- **Given task**:
Nothing in the data should change when you return it, but leave the pictures out.
-- Records for this task start --
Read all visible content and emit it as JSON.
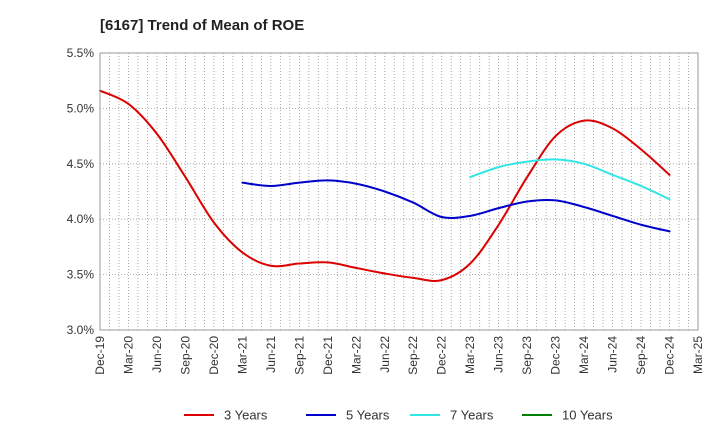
{
  "chart_data": {
    "type": "line",
    "title": "[6167]  Trend of Mean of ROE",
    "xlabel": "",
    "ylabel": "",
    "x_ticks": [
      "Dec-19",
      "Mar-20",
      "Jun-20",
      "Sep-20",
      "Dec-20",
      "Mar-21",
      "Jun-21",
      "Sep-21",
      "Dec-21",
      "Mar-22",
      "Jun-22",
      "Sep-22",
      "Dec-22",
      "Mar-23",
      "Jun-23",
      "Sep-23",
      "Dec-23",
      "Mar-24",
      "Jun-24",
      "Sep-24",
      "Dec-24",
      "Mar-25"
    ],
    "y_ticks": [
      "3.0%",
      "3.5%",
      "4.0%",
      "4.5%",
      "5.0%",
      "5.5%"
    ],
    "ylim": [
      3.0,
      5.5
    ],
    "y_unit": "%",
    "grid": true,
    "legend_position": "bottom",
    "series": [
      {
        "name": "3 Years",
        "color": "#dd0000",
        "x": [
          "Dec-19",
          "Mar-20",
          "Jun-20",
          "Sep-20",
          "Dec-20",
          "Mar-21",
          "Jun-21",
          "Sep-21",
          "Dec-21",
          "Mar-22",
          "Jun-22",
          "Sep-22",
          "Dec-22",
          "Mar-23",
          "Jun-23",
          "Sep-23",
          "Dec-23",
          "Mar-24",
          "Jun-24",
          "Sep-24",
          "Dec-24"
        ],
        "values": [
          5.16,
          5.04,
          4.77,
          4.38,
          3.97,
          3.7,
          3.58,
          3.6,
          3.61,
          3.56,
          3.51,
          3.47,
          3.45,
          3.6,
          3.95,
          4.38,
          4.75,
          4.89,
          4.82,
          4.63,
          4.4
        ]
      },
      {
        "name": "5 Years",
        "color": "#0000cc",
        "x": [
          "Mar-21",
          "Jun-21",
          "Sep-21",
          "Dec-21",
          "Mar-22",
          "Jun-22",
          "Sep-22",
          "Dec-22",
          "Mar-23",
          "Jun-23",
          "Sep-23",
          "Dec-23",
          "Mar-24",
          "Jun-24",
          "Sep-24",
          "Dec-24"
        ],
        "values": [
          4.33,
          4.3,
          4.33,
          4.35,
          4.32,
          4.25,
          4.15,
          4.02,
          4.03,
          4.1,
          4.16,
          4.17,
          4.11,
          4.03,
          3.95,
          3.89
        ]
      },
      {
        "name": "7 Years",
        "color": "#33e5e5",
        "x": [
          "Mar-23",
          "Jun-23",
          "Sep-23",
          "Dec-23",
          "Mar-24",
          "Jun-24",
          "Sep-24",
          "Dec-24"
        ],
        "values": [
          4.38,
          4.47,
          4.52,
          4.54,
          4.5,
          4.4,
          4.3,
          4.18
        ]
      },
      {
        "name": "10 Years",
        "color": "#008000",
        "x": [],
        "values": []
      }
    ]
  }
}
-- Records for this task end --
- **Solution to this exercise**:
Read all visible content and emit it as JSON.
{
  "chart_data": {
    "type": "line",
    "title": "[6167]  Trend of Mean of ROE",
    "xlabel": "",
    "ylabel": "",
    "x_ticks": [
      "Dec-19",
      "Mar-20",
      "Jun-20",
      "Sep-20",
      "Dec-20",
      "Mar-21",
      "Jun-21",
      "Sep-21",
      "Dec-21",
      "Mar-22",
      "Jun-22",
      "Sep-22",
      "Dec-22",
      "Mar-23",
      "Jun-23",
      "Sep-23",
      "Dec-23",
      "Mar-24",
      "Jun-24",
      "Sep-24",
      "Dec-24",
      "Mar-25"
    ],
    "y_ticks": [
      "3.0%",
      "3.5%",
      "4.0%",
      "4.5%",
      "5.0%",
      "5.5%"
    ],
    "ylim": [
      3.0,
      5.5
    ],
    "y_unit": "%",
    "grid": true,
    "legend_position": "bottom",
    "series": [
      {
        "name": "3 Years",
        "color": "#dd0000",
        "x": [
          "Dec-19",
          "Mar-20",
          "Jun-20",
          "Sep-20",
          "Dec-20",
          "Mar-21",
          "Jun-21",
          "Sep-21",
          "Dec-21",
          "Mar-22",
          "Jun-22",
          "Sep-22",
          "Dec-22",
          "Mar-23",
          "Jun-23",
          "Sep-23",
          "Dec-23",
          "Mar-24",
          "Jun-24",
          "Sep-24",
          "Dec-24"
        ],
        "values": [
          5.16,
          5.04,
          4.77,
          4.38,
          3.97,
          3.7,
          3.58,
          3.6,
          3.61,
          3.56,
          3.51,
          3.47,
          3.45,
          3.6,
          3.95,
          4.38,
          4.75,
          4.89,
          4.82,
          4.63,
          4.4
        ]
      },
      {
        "name": "5 Years",
        "color": "#0000cc",
        "x": [
          "Mar-21",
          "Jun-21",
          "Sep-21",
          "Dec-21",
          "Mar-22",
          "Jun-22",
          "Sep-22",
          "Dec-22",
          "Mar-23",
          "Jun-23",
          "Sep-23",
          "Dec-23",
          "Mar-24",
          "Jun-24",
          "Sep-24",
          "Dec-24"
        ],
        "values": [
          4.33,
          4.3,
          4.33,
          4.35,
          4.32,
          4.25,
          4.15,
          4.02,
          4.03,
          4.1,
          4.16,
          4.17,
          4.11,
          4.03,
          3.95,
          3.89
        ]
      },
      {
        "name": "7 Years",
        "color": "#33e5e5",
        "x": [
          "Mar-23",
          "Jun-23",
          "Sep-23",
          "Dec-23",
          "Mar-24",
          "Jun-24",
          "Sep-24",
          "Dec-24"
        ],
        "values": [
          4.38,
          4.47,
          4.52,
          4.54,
          4.5,
          4.4,
          4.3,
          4.18
        ]
      },
      {
        "name": "10 Years",
        "color": "#008000",
        "x": [],
        "values": []
      }
    ]
  }
}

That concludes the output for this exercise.